Items from a dataset:
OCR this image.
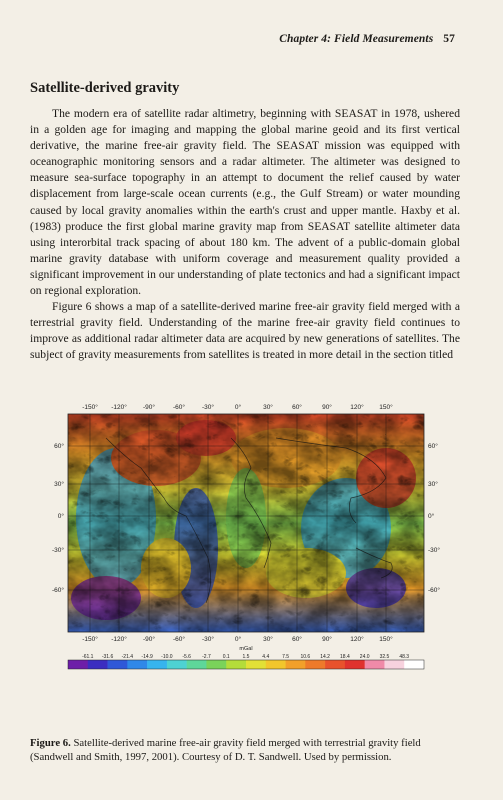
Chapter 4: Field Measurements 57
Satellite-derived gravity

The modern era of satellite radar altimetry, beginning with SEASAT in 1978, ushered in a golden age for imaging and mapping the global marine geoid and its first vertical derivative, the marine free-air gravity field. The SEASAT mission was equipped with oceanographic monitoring sensors and a radar altimeter. The altimeter was designed to measure sea-surface topography in an attempt to document the relief caused by water displacement from large-scale ocean currents (e.g., the Gulf Stream) or water mounding caused by local gravity anomalies within the earth's crust and upper mantle. Haxby et al. (1983) produce the first global marine gravity map from SEASAT satellite altimeter data using interorbital track spacing of about 180 km. The advent of a public-domain global marine gravity database with uniform coverage and measurement quality provided a significant improvement in our understanding of plate tectonics and had a significant impact on regional exploration.

Figure 6 shows a map of a satellite-derived marine free-air gravity field merged with a terrestrial gravity field. Understanding of the marine free-air gravity field continues to improve as additional radar altimeter data are acquired by new generations of satellites. The subject of gravity measurements from satellites is treated in more detail in the section titled

-150° -120° -90°	-60°	-30°	0°	30°	60°	90°	120° 150°
60°
30°
0°
-30°
-60°
60°
30°
0°
-30°
-60°
-150° -120° -90°	-60°	-30°	0°	30°	60°	90°	120° 150°
mGal
-61.1 -31.6 -21.4 -14.9 -10.0 -5.6 -2.7 0.1	1.5	4.4	7.5 10.6 14.2 18.4 24.0 32.5 48.3
Figure 6. Satellite-derived marine free-air gravity field merged with terrestrial gravity field (Sandwell and Smith, 1997, 2001). Courtesy of D. T. Sandwell. Used by permission.
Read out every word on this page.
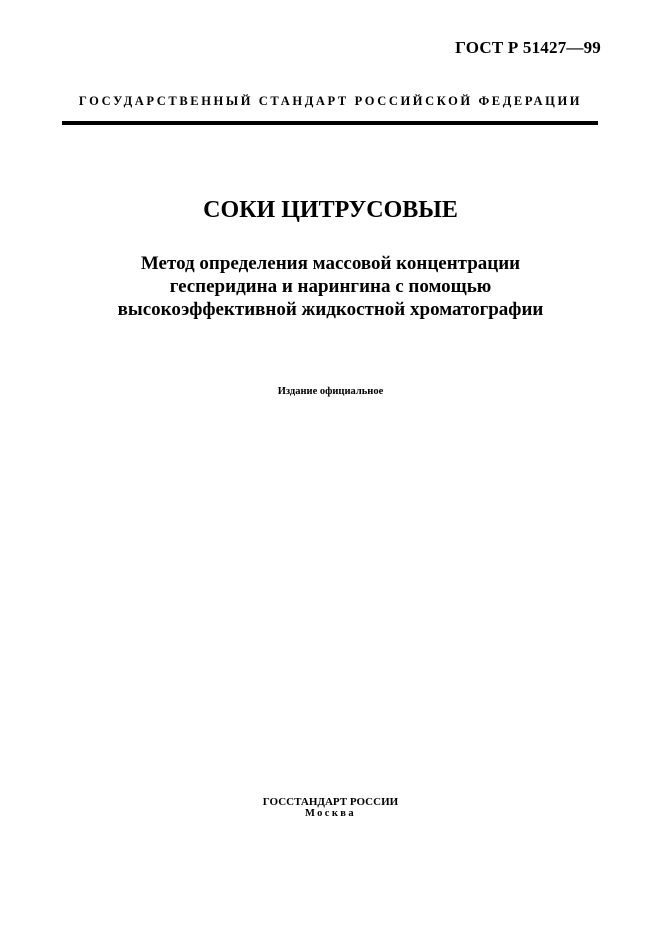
ГОСТ Р 51427—99
ГОСУДАРСТВЕННЫЙ СТАНДАРТ РОССИЙСКОЙ ФЕДЕРАЦИИ
СОКИ ЦИТРУСОВЫЕ
Метод определения массовой концентрации
гесперидина и нарингина с помощью
высокоэффективной жидкостной хроматографии
Издание официальное
ГОССТАНДАРТ РОССИИ
Москва
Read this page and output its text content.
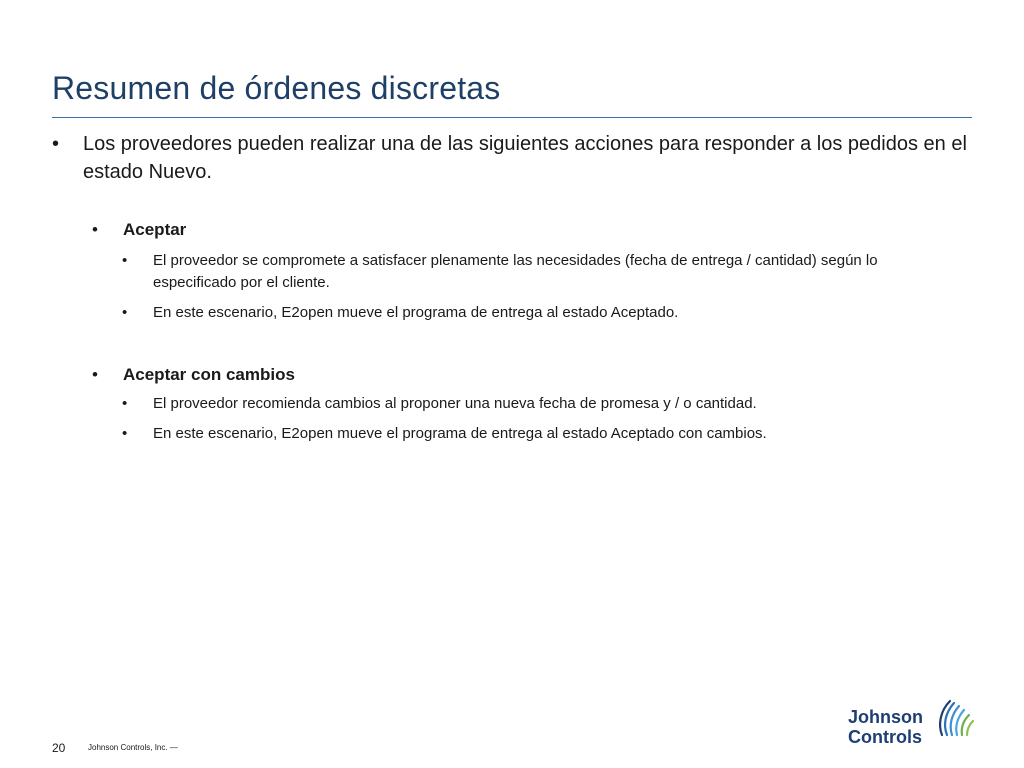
Resumen de órdenes discretas
• Los proveedores pueden realizar una de las siguientes acciones para responder a los pedidos en el estado Nuevo.
• Aceptar
• El proveedor se compromete a satisfacer plenamente las necesidades (fecha de entrega / cantidad) según lo especificado por el cliente.
• En este escenario, E2open mueve el programa de entrega al estado Aceptado.
• Aceptar con cambios
• El proveedor recomienda cambios al proponer una nueva fecha de promesa y / o cantidad.
• En este escenario, E2open mueve el programa de entrega al estado Aceptado con cambios.
20	Johnson Controls, Inc. —
Johnson
Controls
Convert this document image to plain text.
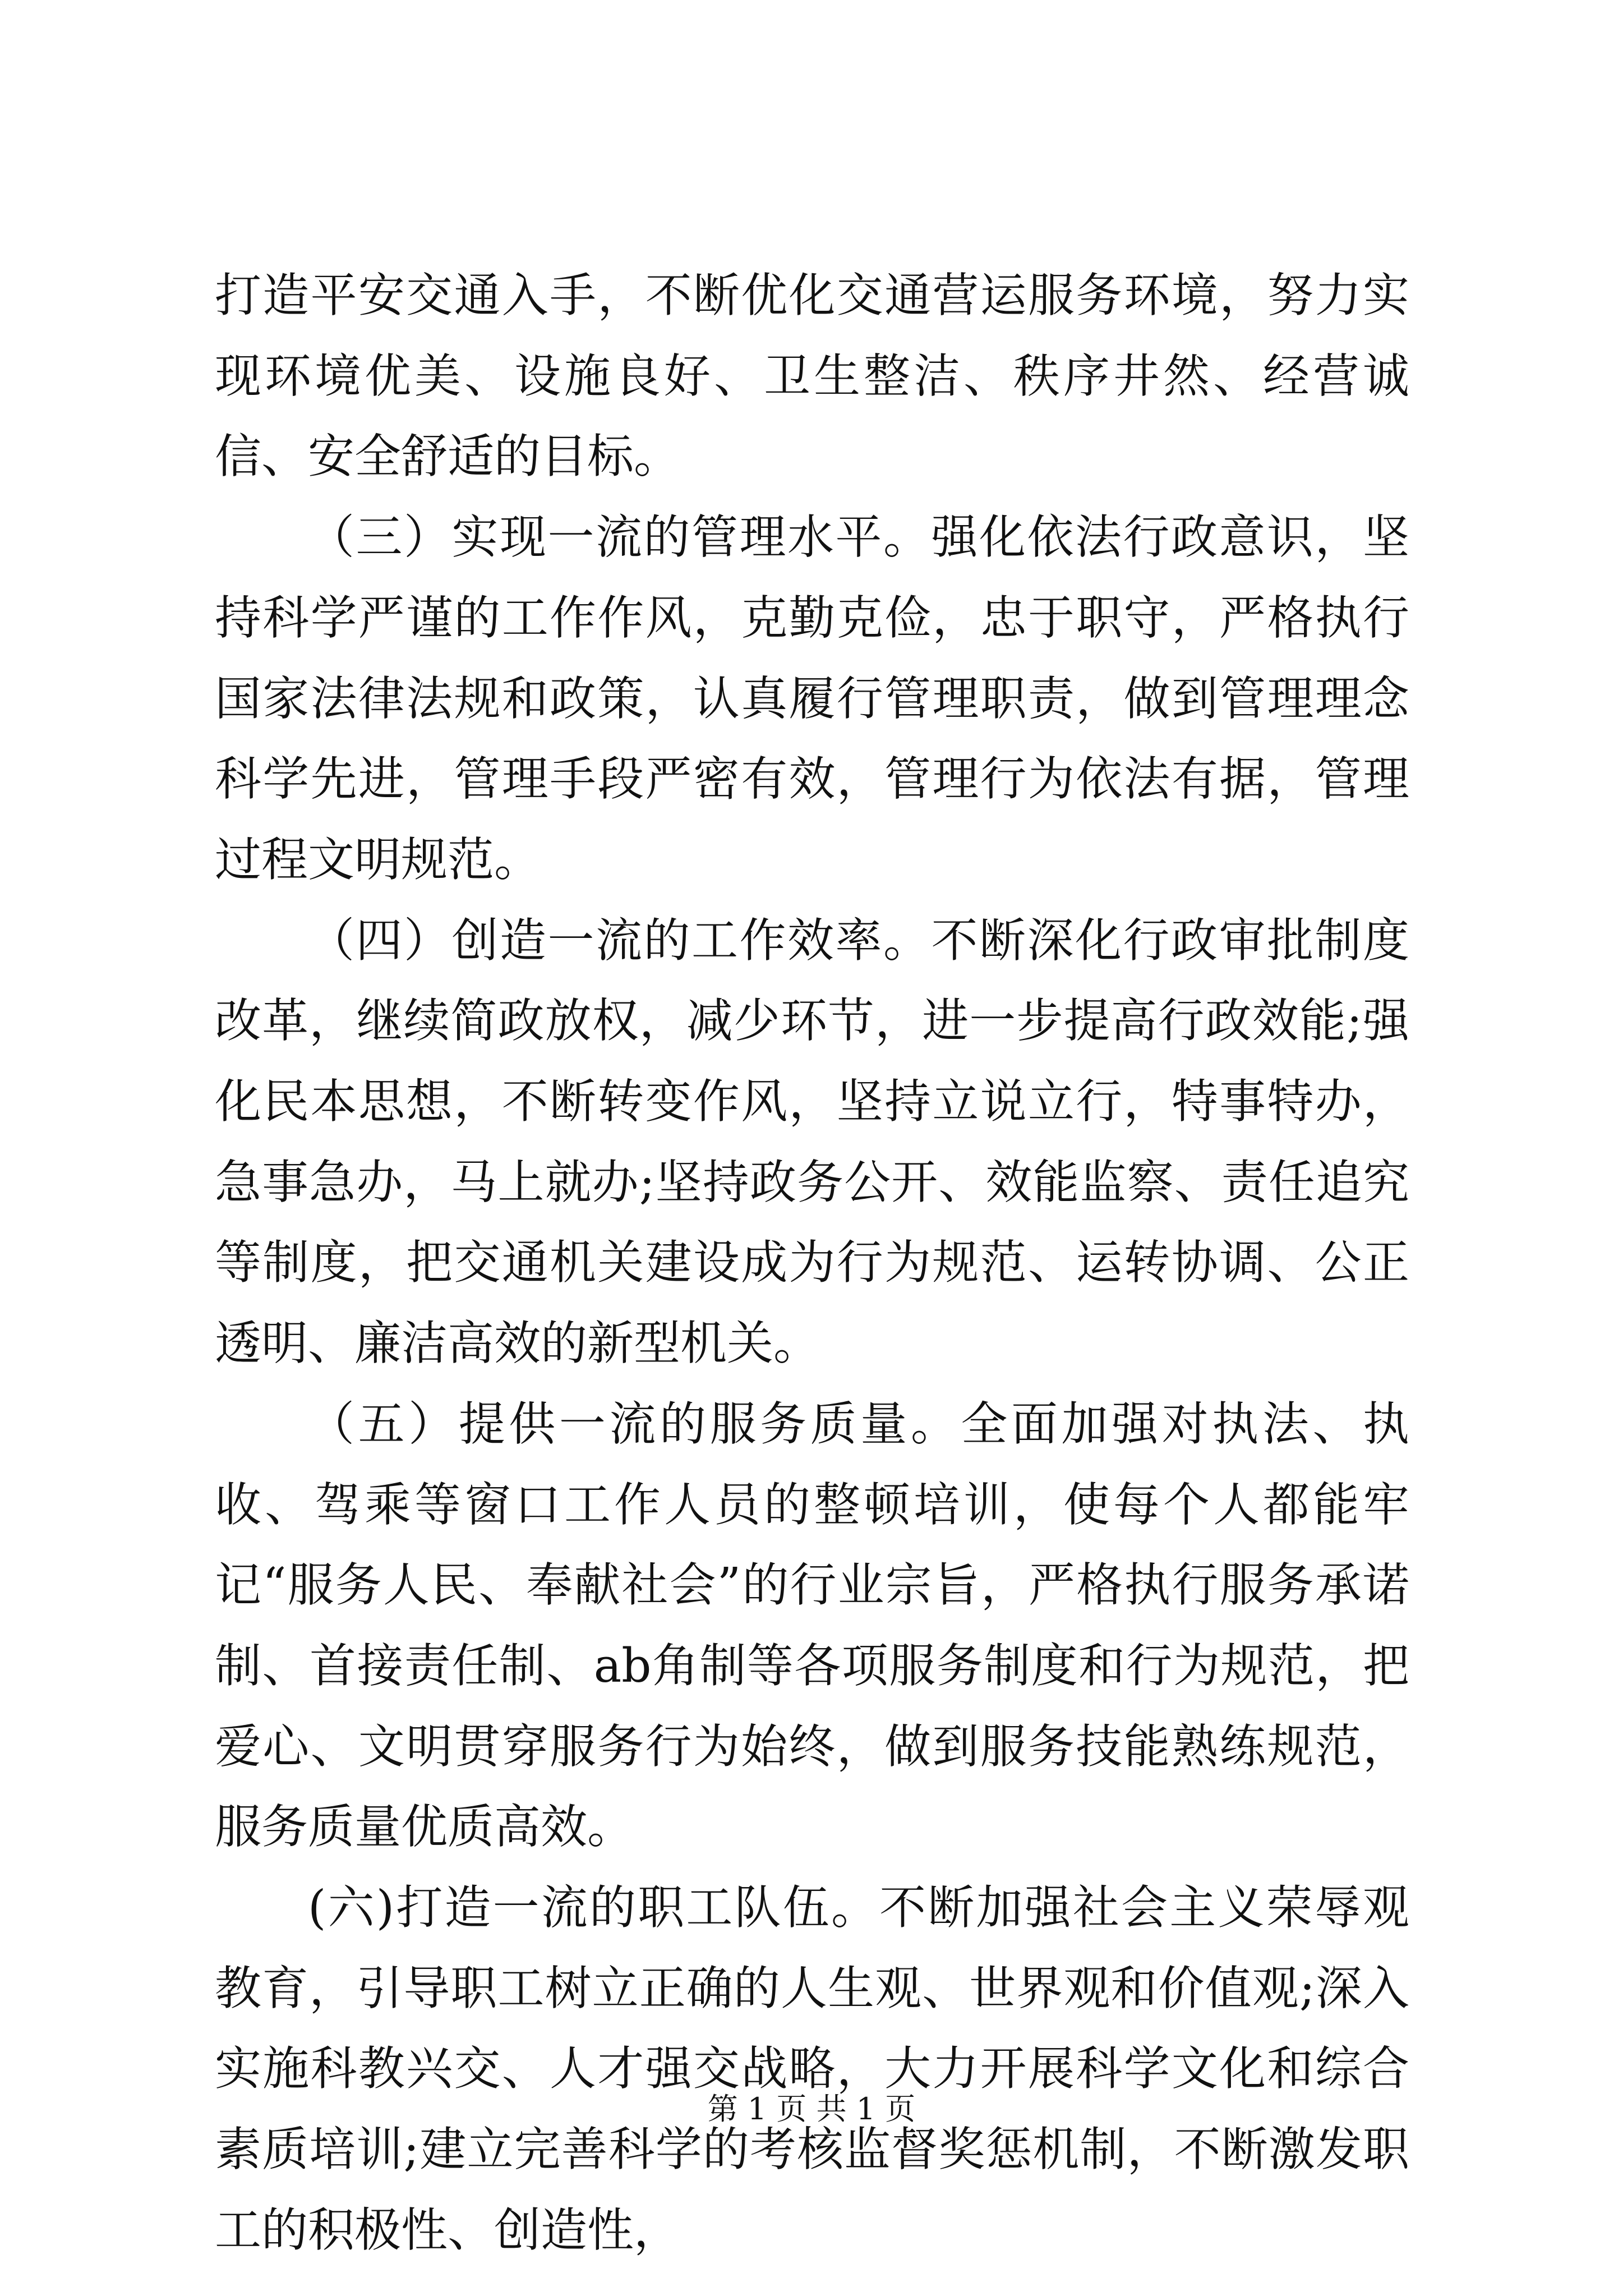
打造平安交通入手，不断优化交通营运服务环境，努力实现环境优美、设施良好、卫生整洁、秩序井然、经营诚信、安全舒适的目标。

（三）实现一流的管理水平。强化依法行政意识，坚持科学严谨的工作作风，克勤克俭，忠于职守，严格执行国家法律法规和政策，认真履行管理职责，做到管理理念科学先进，管理手段严密有效，管理行为依法有据，管理过程文明规范。

（四）创造一流的工作效率。不断深化行政审批制度改革，继续简政放权，减少环节，进一步提高行政效能;强化民本思想，不断转变作风，坚持立说立行，特事特办，急事急办，马上就办;坚持政务公开、效能监察、责任追究等制度，把交通机关建设成为行为规范、运转协调、公正透明、廉洁高效的新型机关。

（五）提供一流的服务质量。全面加强对执法、执收、驾乘等窗口工作人员的整顿培训，使每个人都能牢记“服务人民、奉献社会”的行业宗旨，严格执行服务承诺制、首接责任制、ab角制等各项服务制度和行为规范，把爱心、文明贯穿服务行为始终，做到服务技能熟练规范，服务质量优质高效。

(六)打造一流的职工队伍。不断加强社会主义荣辱观教育，引导职工树立正确的人生观、世界观和价值观;深入实施科教兴交、人才强交战略，大力开展科学文化和综合素质培训;建立完善科学的考核监督奖惩机制，不断激发职工的积极性、创造性，

第 1 页 共 1 页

** Task to carry out **
Only what runs from the line containing "Read out every word on this page." through the end of the entries above should be extracted, exactly and without pictures.

** The output **
Read out every word on this page.
ГОСТ Р 51427—99
ГОСУДАРСТВЕННЫЙ СТАНДАРТ РОССИЙСКОЙ ФЕДЕРАЦИИ
СОКИ ЦИТРУСОВЫЕ
Метод определения массовой концентрации
гесперидина и нарингина с помощью
высокоэффективной жидкостной хроматографии
Издание официальное
ГОССТАНДАРТ РОССИИ
Москва
Read this page and output its text content.
Resumen de órdenes discretas
• Los proveedores pueden realizar una de las siguientes acciones para responder a los pedidos en el estado Nuevo.
• Aceptar
• El proveedor se compromete a satisfacer plenamente las necesidades (fecha de entrega / cantidad) según lo especificado por el cliente.
• En este escenario, E2open mueve el programa de entrega al estado Aceptado.
• Aceptar con cambios
• El proveedor recomienda cambios al proponer una nueva fecha de promesa y / o cantidad.
• En este escenario, E2open mueve el programa de entrega al estado Aceptado con cambios.
20	Johnson Controls, Inc. —
Johnson
Controls
Convert this document image to plain text.
打造平安交通入手，不断优化交通营运服务环境，努力实现环境优美、设施良好、卫生整洁、秩序井然、经营诚信、安全舒适的目标。

（三）实现一流的管理水平。强化依法行政意识，坚持科学严谨的工作作风，克勤克俭，忠于职守，严格执行国家法律法规和政策，认真履行管理职责，做到管理理念科学先进，管理手段严密有效，管理行为依法有据，管理过程文明规范。

（四）创造一流的工作效率。不断深化行政审批制度改革，继续简政放权，减少环节，进一步提高行政效能;强化民本思想，不断转变作风，坚持立说立行，特事特办，急事急办，马上就办;坚持政务公开、效能监察、责任追究等制度，把交通机关建设成为行为规范、运转协调、公正透明、廉洁高效的新型机关。

（五）提供一流的服务质量。全面加强对执法、执收、驾乘等窗口工作人员的整顿培训，使每个人都能牢记“服务人民、奉献社会”的行业宗旨，严格执行服务承诺制、首接责任制、ab角制等各项服务制度和行为规范，把爱心、文明贯穿服务行为始终，做到服务技能熟练规范，服务质量优质高效。

(六)打造一流的职工队伍。不断加强社会主义荣辱观教育，引导职工树立正确的人生观、世界观和价值观;深入实施科教兴交、人才强交战略，大力开展科学文化和综合素质培训;建立完善科学的考核监督奖惩机制，不断激发职工的积极性、创造性，

第 1 页 共 1 页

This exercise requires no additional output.